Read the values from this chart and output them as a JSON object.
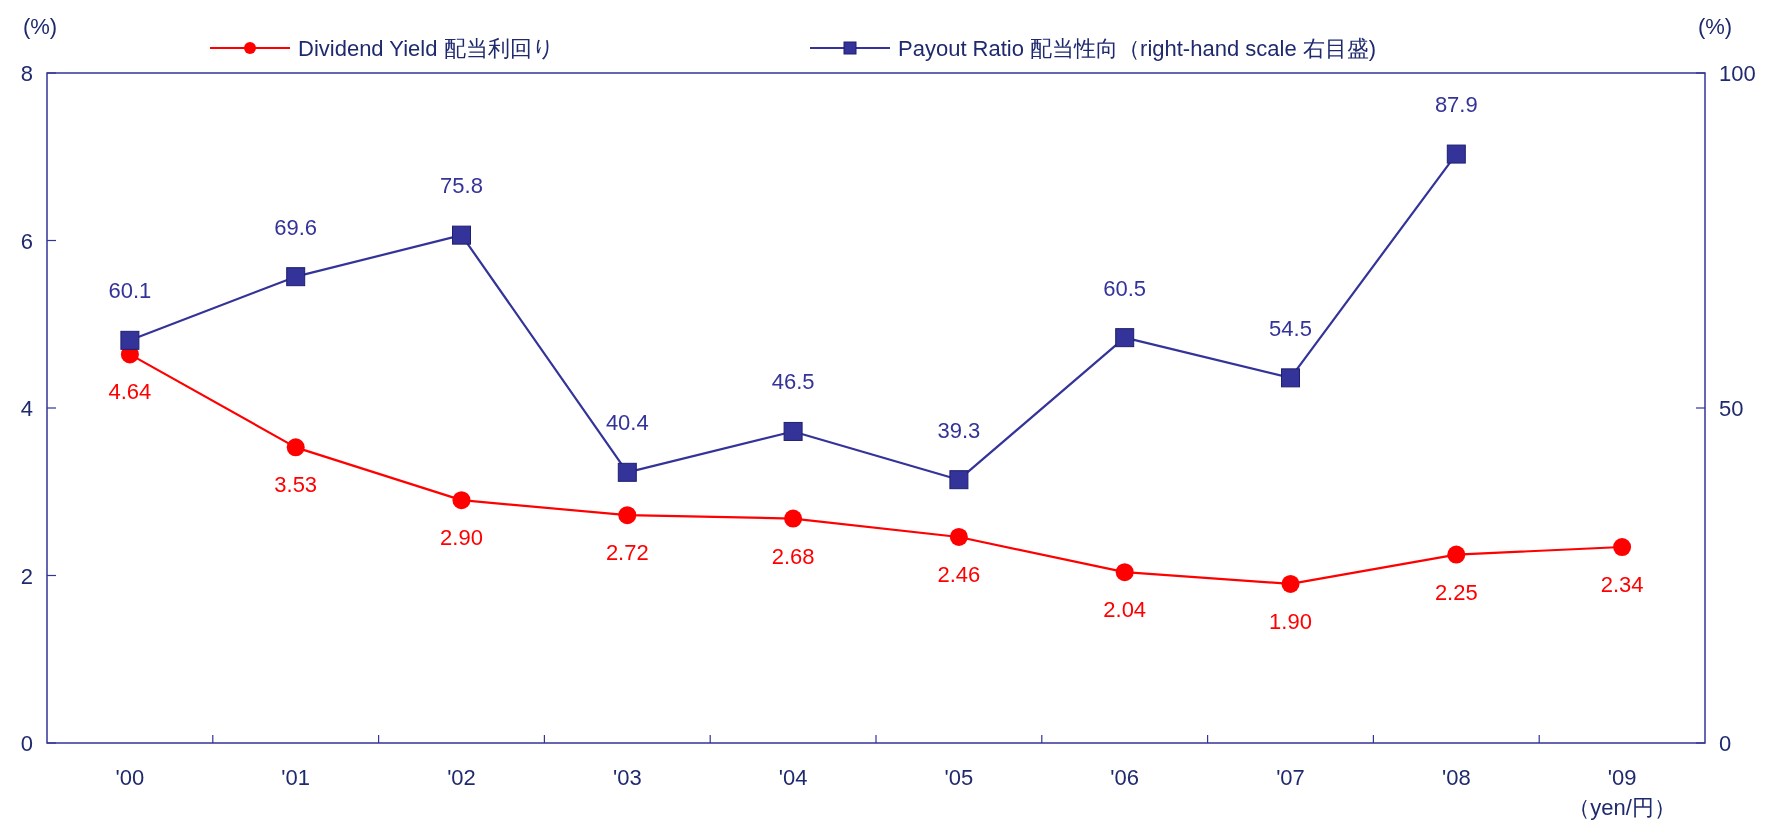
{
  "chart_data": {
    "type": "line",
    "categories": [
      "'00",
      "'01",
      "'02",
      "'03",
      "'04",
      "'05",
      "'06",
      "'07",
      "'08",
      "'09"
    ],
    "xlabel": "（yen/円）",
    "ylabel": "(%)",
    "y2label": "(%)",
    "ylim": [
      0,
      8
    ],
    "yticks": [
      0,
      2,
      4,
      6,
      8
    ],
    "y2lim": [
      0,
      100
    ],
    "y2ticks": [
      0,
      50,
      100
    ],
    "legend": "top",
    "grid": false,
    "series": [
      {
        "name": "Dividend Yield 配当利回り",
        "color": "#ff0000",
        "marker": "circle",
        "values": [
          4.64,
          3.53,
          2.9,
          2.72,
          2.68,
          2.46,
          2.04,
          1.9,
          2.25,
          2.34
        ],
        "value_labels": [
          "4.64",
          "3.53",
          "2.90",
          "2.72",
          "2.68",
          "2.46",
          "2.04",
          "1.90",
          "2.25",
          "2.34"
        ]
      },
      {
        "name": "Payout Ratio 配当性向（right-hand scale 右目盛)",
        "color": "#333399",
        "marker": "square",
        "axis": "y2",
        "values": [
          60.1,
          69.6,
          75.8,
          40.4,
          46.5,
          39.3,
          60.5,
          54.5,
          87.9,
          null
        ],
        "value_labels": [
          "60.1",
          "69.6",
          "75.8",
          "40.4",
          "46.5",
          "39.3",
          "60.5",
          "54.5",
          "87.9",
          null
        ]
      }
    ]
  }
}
##########
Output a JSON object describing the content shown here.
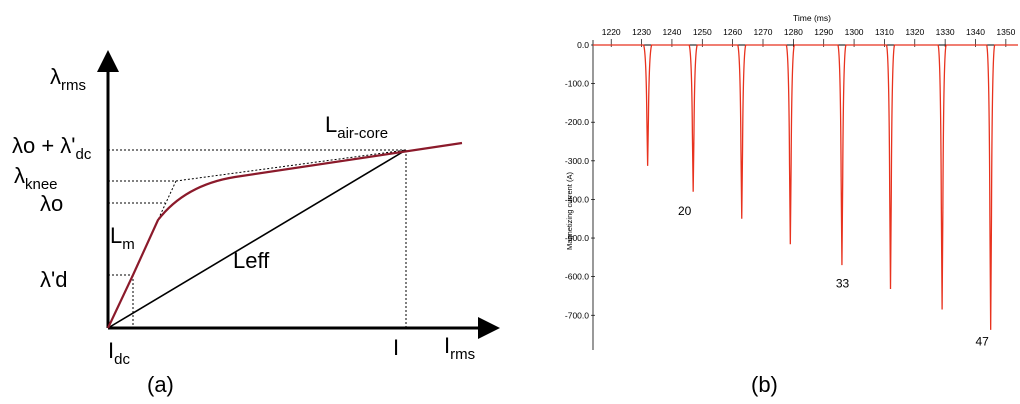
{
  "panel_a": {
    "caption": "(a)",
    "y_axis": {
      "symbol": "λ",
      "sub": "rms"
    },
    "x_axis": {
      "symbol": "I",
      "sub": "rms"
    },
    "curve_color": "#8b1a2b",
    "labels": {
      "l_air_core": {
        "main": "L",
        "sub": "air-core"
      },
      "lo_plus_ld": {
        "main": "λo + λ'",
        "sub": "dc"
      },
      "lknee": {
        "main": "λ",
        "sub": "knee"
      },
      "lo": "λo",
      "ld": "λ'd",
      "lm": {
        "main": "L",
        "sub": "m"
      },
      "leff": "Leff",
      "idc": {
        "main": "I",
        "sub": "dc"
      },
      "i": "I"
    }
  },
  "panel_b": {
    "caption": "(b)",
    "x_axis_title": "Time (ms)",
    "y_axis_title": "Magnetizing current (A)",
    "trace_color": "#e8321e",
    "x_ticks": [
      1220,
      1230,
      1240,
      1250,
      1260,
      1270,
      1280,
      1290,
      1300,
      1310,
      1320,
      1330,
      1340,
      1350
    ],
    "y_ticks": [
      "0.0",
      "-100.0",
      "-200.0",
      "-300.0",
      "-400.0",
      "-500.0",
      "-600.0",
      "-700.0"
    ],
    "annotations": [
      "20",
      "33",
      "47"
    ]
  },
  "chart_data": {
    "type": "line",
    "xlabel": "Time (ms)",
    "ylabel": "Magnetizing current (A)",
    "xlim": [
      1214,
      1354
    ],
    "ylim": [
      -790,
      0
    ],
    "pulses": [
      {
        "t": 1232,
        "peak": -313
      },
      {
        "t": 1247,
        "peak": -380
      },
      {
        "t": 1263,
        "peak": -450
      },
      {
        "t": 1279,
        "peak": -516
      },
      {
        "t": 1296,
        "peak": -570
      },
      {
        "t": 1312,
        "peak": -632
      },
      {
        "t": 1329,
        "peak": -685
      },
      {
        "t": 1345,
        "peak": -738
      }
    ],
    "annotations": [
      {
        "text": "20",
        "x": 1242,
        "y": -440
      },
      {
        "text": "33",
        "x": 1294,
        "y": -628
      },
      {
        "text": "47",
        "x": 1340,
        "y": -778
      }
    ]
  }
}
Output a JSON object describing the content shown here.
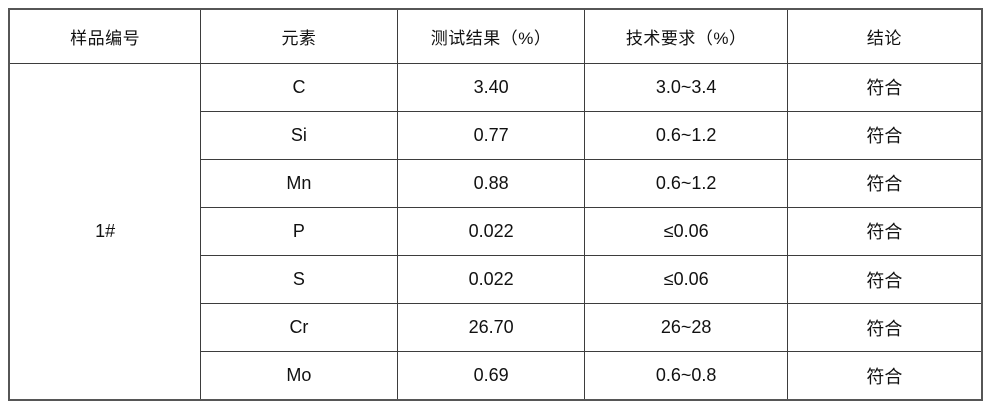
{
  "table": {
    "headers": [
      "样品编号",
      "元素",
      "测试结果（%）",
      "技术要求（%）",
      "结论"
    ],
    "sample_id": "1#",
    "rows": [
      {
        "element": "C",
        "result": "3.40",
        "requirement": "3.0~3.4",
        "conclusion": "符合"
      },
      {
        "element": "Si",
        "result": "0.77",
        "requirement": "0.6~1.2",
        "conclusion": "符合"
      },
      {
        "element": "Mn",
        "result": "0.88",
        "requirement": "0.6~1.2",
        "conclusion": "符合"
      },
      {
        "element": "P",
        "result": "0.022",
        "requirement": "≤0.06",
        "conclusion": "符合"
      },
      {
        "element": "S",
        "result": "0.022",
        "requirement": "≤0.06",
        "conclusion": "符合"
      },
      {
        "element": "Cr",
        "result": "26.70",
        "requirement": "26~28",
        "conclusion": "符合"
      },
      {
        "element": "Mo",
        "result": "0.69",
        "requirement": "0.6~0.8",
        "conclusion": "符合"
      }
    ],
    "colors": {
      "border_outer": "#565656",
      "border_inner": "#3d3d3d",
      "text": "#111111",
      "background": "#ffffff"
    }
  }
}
##########
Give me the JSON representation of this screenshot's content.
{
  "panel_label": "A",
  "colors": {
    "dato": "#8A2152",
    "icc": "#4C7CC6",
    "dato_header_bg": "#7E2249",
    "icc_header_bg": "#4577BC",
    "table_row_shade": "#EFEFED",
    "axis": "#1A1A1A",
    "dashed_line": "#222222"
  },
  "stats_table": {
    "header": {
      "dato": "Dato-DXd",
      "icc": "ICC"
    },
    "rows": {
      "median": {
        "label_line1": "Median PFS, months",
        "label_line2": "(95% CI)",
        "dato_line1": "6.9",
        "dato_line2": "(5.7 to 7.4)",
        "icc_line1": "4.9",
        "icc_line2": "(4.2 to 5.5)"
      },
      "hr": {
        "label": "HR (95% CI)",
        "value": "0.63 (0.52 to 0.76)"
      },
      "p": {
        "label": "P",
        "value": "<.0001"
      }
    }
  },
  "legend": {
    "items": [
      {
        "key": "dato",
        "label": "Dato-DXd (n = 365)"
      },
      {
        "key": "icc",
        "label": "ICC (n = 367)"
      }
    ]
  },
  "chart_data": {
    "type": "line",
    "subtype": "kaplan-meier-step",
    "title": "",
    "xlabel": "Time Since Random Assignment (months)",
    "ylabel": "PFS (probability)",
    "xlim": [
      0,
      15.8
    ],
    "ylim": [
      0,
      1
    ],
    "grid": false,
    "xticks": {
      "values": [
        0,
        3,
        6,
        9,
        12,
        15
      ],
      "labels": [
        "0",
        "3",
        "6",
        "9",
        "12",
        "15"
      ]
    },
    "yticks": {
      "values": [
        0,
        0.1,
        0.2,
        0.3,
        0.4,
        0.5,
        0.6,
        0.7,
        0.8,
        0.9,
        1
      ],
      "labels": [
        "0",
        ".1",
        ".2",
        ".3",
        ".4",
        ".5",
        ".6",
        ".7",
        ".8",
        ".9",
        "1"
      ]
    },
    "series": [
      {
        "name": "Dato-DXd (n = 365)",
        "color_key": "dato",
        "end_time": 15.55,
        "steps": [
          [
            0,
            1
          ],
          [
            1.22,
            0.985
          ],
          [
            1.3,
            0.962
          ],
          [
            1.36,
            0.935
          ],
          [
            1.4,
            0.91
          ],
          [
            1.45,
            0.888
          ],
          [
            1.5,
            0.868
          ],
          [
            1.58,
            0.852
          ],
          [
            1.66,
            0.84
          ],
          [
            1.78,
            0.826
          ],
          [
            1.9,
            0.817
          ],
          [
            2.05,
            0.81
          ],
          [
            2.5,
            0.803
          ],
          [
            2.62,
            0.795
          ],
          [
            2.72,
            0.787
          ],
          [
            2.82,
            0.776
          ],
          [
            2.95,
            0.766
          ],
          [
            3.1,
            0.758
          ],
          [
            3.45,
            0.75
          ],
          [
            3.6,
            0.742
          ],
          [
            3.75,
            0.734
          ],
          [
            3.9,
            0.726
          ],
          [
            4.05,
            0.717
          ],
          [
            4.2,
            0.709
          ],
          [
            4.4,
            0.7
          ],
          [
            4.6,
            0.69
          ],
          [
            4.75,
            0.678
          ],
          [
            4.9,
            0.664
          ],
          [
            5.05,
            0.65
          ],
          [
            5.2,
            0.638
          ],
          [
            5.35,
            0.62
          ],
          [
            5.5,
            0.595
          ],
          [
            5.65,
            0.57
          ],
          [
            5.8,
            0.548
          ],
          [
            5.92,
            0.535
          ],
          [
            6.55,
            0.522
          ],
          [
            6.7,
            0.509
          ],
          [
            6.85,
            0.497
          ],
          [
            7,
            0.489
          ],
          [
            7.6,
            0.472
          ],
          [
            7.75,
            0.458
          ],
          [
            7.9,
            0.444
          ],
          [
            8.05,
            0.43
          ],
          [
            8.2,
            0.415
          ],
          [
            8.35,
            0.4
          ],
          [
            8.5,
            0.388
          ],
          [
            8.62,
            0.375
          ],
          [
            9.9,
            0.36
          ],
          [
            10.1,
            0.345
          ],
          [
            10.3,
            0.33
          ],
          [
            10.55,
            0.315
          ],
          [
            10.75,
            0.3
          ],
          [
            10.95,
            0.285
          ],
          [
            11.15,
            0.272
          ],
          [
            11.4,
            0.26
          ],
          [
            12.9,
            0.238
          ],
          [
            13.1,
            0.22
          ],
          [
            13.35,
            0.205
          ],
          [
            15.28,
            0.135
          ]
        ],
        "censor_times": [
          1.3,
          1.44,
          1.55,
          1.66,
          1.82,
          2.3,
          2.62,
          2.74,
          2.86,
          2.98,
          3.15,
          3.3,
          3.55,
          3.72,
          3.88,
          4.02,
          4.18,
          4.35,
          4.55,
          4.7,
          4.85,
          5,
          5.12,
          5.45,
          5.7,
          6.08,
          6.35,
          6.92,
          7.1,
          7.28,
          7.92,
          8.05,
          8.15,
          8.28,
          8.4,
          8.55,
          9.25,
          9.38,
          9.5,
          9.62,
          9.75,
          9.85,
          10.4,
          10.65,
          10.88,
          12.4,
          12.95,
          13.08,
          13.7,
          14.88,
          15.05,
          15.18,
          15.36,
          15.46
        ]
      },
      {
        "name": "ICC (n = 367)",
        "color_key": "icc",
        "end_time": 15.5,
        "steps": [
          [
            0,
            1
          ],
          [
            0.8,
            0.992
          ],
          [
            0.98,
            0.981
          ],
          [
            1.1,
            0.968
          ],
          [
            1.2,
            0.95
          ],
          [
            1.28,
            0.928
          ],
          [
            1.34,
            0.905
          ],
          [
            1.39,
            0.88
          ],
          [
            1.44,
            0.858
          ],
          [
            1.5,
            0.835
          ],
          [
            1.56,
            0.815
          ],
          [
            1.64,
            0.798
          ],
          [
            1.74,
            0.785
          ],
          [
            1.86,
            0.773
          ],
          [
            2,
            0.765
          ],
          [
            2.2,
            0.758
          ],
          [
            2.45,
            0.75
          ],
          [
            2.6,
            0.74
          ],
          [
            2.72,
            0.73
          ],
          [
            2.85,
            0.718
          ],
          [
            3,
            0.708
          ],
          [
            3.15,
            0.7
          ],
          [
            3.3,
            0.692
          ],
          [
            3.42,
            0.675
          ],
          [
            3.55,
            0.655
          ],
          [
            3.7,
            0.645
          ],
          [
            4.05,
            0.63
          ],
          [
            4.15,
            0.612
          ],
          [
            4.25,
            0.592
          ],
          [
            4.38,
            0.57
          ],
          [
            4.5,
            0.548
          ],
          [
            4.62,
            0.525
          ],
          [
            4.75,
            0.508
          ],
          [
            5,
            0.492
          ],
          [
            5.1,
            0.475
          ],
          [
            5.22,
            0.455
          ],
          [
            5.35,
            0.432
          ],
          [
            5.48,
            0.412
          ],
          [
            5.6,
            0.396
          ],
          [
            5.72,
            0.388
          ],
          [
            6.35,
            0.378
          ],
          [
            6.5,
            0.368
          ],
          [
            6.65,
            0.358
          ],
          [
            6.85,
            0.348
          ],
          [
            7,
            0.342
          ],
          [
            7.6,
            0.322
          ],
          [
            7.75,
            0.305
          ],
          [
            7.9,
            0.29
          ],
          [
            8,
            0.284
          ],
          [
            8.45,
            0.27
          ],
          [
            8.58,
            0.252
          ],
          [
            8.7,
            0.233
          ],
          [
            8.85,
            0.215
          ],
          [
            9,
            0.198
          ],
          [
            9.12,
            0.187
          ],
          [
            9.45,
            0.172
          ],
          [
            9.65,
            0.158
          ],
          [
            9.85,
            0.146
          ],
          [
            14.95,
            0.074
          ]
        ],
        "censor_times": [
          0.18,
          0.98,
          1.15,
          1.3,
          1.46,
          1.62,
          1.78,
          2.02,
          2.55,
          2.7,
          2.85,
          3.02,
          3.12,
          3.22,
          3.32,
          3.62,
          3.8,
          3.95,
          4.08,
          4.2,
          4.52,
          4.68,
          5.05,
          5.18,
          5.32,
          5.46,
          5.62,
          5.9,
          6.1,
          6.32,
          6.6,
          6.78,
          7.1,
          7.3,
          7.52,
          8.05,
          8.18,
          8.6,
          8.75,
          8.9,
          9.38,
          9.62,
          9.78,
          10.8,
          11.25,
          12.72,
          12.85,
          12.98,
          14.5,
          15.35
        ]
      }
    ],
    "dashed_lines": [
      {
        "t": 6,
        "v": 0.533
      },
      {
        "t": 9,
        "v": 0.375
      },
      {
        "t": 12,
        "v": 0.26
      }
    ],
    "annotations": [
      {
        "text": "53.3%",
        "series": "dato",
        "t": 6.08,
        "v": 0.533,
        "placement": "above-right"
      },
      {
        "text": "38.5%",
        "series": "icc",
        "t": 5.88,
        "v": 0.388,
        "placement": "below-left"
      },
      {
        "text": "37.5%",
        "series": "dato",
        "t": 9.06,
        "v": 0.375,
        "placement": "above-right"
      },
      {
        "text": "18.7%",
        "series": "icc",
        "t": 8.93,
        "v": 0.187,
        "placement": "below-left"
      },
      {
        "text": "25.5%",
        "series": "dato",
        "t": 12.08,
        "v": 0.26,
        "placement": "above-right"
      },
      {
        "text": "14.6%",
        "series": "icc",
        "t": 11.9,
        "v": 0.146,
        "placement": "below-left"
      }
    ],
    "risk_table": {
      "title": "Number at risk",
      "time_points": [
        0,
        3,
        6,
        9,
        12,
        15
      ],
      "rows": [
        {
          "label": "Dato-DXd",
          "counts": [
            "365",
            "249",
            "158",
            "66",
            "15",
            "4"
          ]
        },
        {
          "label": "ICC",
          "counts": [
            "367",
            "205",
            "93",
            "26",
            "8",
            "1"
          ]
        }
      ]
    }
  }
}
##########
## Task:
Reply with only the number of lines in the entries that contain the word "name".

## Solution:
4